Challenge →
Rename every "table-row" in the lines below to "data-row" and give the lines again with nothing else changed. Leave out the pictures.

(Layout element annotations)
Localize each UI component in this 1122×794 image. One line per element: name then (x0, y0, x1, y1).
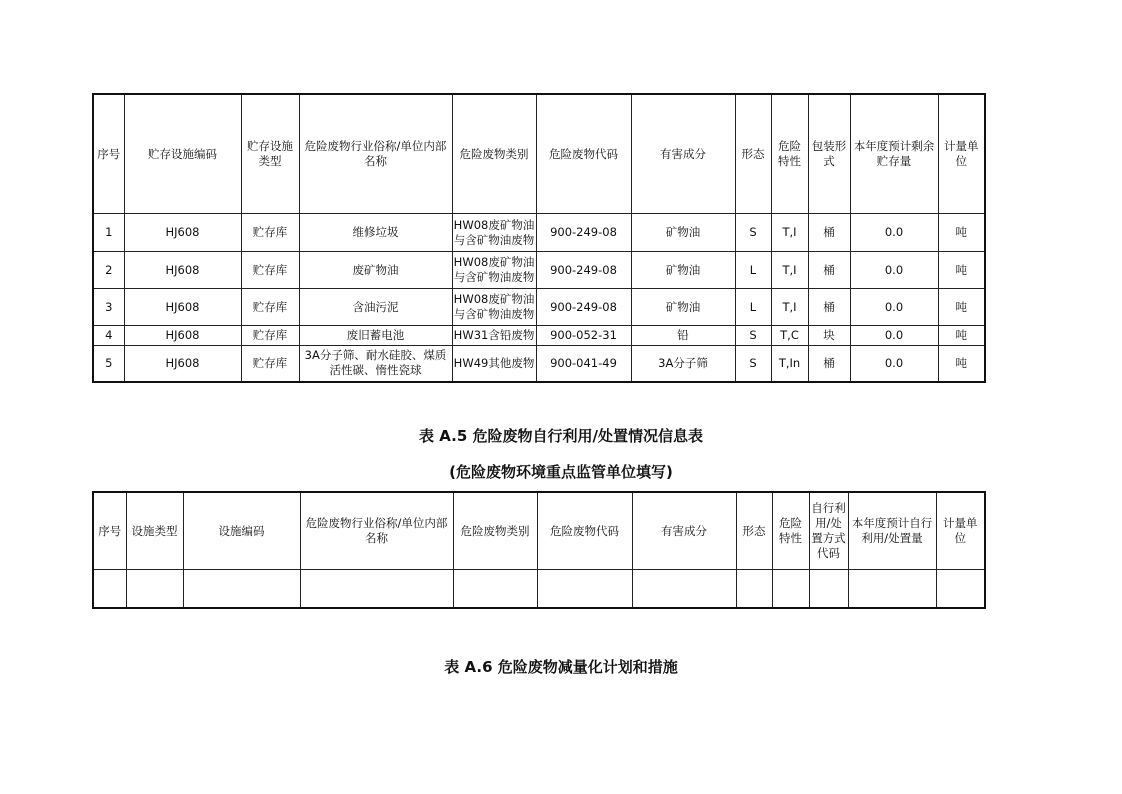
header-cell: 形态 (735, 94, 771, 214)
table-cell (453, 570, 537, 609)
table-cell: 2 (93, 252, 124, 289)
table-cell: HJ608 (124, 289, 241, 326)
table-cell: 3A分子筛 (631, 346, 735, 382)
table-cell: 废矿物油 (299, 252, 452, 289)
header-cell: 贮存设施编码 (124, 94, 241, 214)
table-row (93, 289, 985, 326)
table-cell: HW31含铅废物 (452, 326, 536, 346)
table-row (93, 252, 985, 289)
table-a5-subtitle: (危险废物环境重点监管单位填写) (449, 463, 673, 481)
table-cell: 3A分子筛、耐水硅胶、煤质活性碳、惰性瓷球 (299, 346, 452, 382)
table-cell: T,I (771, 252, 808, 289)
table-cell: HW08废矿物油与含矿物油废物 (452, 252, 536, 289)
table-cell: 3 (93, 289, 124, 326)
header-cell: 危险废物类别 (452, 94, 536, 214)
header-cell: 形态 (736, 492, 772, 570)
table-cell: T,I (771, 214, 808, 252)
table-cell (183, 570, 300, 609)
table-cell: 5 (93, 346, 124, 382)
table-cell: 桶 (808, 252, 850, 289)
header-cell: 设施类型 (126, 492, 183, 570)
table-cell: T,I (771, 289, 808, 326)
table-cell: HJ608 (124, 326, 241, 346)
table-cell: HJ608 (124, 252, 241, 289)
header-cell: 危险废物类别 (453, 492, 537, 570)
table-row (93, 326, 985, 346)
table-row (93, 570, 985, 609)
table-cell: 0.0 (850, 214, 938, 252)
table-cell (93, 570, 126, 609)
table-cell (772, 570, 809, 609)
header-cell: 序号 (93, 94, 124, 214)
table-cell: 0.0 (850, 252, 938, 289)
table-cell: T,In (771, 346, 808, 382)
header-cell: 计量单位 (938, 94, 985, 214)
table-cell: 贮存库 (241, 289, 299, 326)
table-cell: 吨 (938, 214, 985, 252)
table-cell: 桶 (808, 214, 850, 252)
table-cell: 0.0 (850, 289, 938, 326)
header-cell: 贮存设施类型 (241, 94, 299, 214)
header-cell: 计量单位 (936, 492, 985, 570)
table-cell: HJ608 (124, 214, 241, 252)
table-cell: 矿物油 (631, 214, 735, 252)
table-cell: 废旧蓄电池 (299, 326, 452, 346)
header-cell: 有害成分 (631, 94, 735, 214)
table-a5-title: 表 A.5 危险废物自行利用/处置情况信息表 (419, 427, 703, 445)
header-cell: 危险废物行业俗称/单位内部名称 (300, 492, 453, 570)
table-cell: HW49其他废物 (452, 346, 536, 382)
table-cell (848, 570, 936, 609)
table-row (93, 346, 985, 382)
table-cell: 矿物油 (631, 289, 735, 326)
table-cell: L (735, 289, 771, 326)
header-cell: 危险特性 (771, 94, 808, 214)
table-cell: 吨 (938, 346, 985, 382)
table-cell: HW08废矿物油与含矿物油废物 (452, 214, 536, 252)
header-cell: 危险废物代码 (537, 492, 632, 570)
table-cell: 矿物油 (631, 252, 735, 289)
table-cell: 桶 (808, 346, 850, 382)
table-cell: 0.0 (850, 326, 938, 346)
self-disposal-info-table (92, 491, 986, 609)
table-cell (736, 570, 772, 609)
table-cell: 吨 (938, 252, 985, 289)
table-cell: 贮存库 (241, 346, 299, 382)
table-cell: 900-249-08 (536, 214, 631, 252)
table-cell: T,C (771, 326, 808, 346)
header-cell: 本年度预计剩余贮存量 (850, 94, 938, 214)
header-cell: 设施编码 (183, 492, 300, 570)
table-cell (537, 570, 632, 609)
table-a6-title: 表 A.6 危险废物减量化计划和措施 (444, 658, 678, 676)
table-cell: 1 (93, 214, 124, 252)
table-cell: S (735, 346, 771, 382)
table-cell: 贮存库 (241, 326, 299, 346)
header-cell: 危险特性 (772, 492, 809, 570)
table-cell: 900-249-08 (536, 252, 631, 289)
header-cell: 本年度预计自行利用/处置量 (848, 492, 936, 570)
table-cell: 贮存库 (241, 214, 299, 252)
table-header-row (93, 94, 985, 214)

The result →
Localize each UI component in this 1122×794 image. One line per element: name then (x0, y0, x1, y1).
header-cell: 形态 (735, 94, 771, 214)
table-cell (453, 570, 537, 609)
table-cell: 2 (93, 252, 124, 289)
table-cell: HJ608 (124, 289, 241, 326)
table-cell: 3A分子筛 (631, 346, 735, 382)
table-cell: 废矿物油 (299, 252, 452, 289)
header-cell: 贮存设施编码 (124, 94, 241, 214)
data-row (93, 289, 985, 326)
table-cell: HW31含铅废物 (452, 326, 536, 346)
data-row (93, 252, 985, 289)
table-a5-subtitle: (危险废物环境重点监管单位填写) (449, 463, 673, 481)
table-cell: 3A分子筛、耐水硅胶、煤质活性碳、惰性瓷球 (299, 346, 452, 382)
table-cell: T,I (771, 252, 808, 289)
table-cell: HW08废矿物油与含矿物油废物 (452, 252, 536, 289)
table-cell: 3 (93, 289, 124, 326)
header-cell: 危险废物类别 (452, 94, 536, 214)
header-cell: 形态 (736, 492, 772, 570)
table-cell: T,I (771, 214, 808, 252)
table-cell (183, 570, 300, 609)
table-cell: 5 (93, 346, 124, 382)
table-cell: 桶 (808, 252, 850, 289)
header-cell: 设施类型 (126, 492, 183, 570)
table-cell: T,I (771, 289, 808, 326)
table-cell: HJ608 (124, 326, 241, 346)
table-cell: HJ608 (124, 252, 241, 289)
header-cell: 危险废物类别 (453, 492, 537, 570)
data-row (93, 326, 985, 346)
data-row (93, 570, 985, 609)
table-cell: 0.0 (850, 214, 938, 252)
table-cell (93, 570, 126, 609)
table-cell (772, 570, 809, 609)
header-cell: 序号 (93, 94, 124, 214)
table-cell: 0.0 (850, 252, 938, 289)
table-cell: T,In (771, 346, 808, 382)
header-cell: 计量单位 (938, 94, 985, 214)
table-cell: 贮存库 (241, 289, 299, 326)
table-cell: 吨 (938, 214, 985, 252)
table-cell: 桶 (808, 214, 850, 252)
table-cell: 0.0 (850, 289, 938, 326)
header-cell: 贮存设施类型 (241, 94, 299, 214)
header-cell: 计量单位 (936, 492, 985, 570)
table-cell: HJ608 (124, 214, 241, 252)
table-cell: 矿物油 (631, 214, 735, 252)
table-cell: 废旧蓄电池 (299, 326, 452, 346)
header-cell: 有害成分 (631, 94, 735, 214)
table-a5-title: 表 A.5 危险废物自行利用/处置情况信息表 (419, 427, 703, 445)
header-cell: 危险废物行业俗称/单位内部名称 (300, 492, 453, 570)
table-cell: HW49其他废物 (452, 346, 536, 382)
table-cell (848, 570, 936, 609)
data-row (93, 346, 985, 382)
table-cell: 矿物油 (631, 289, 735, 326)
table-cell: L (735, 289, 771, 326)
header-cell: 危险特性 (771, 94, 808, 214)
table-cell: 吨 (938, 346, 985, 382)
table-cell: HW08废矿物油与含矿物油废物 (452, 214, 536, 252)
header-cell: 危险废物代码 (537, 492, 632, 570)
table-cell: 矿物油 (631, 252, 735, 289)
table-cell: 桶 (808, 346, 850, 382)
table-cell: 0.0 (850, 326, 938, 346)
self-disposal-info-table (92, 491, 986, 609)
table-cell (736, 570, 772, 609)
table-cell: 吨 (938, 252, 985, 289)
table-cell: 贮存库 (241, 346, 299, 382)
table-cell: 900-249-08 (536, 214, 631, 252)
table-cell: T,C (771, 326, 808, 346)
header-cell: 本年度预计剩余贮存量 (850, 94, 938, 214)
header-cell: 设施编码 (183, 492, 300, 570)
table-cell (537, 570, 632, 609)
table-a6-title: 表 A.6 危险废物减量化计划和措施 (444, 658, 678, 676)
table-cell: 1 (93, 214, 124, 252)
table-cell: S (735, 346, 771, 382)
table-cell: 贮存库 (241, 326, 299, 346)
header-cell: 危险特性 (772, 492, 809, 570)
table-cell: 900-249-08 (536, 252, 631, 289)
header-cell: 本年度预计自行利用/处置量 (848, 492, 936, 570)
table-cell: 贮存库 (241, 214, 299, 252)
table-header-row (93, 94, 985, 214)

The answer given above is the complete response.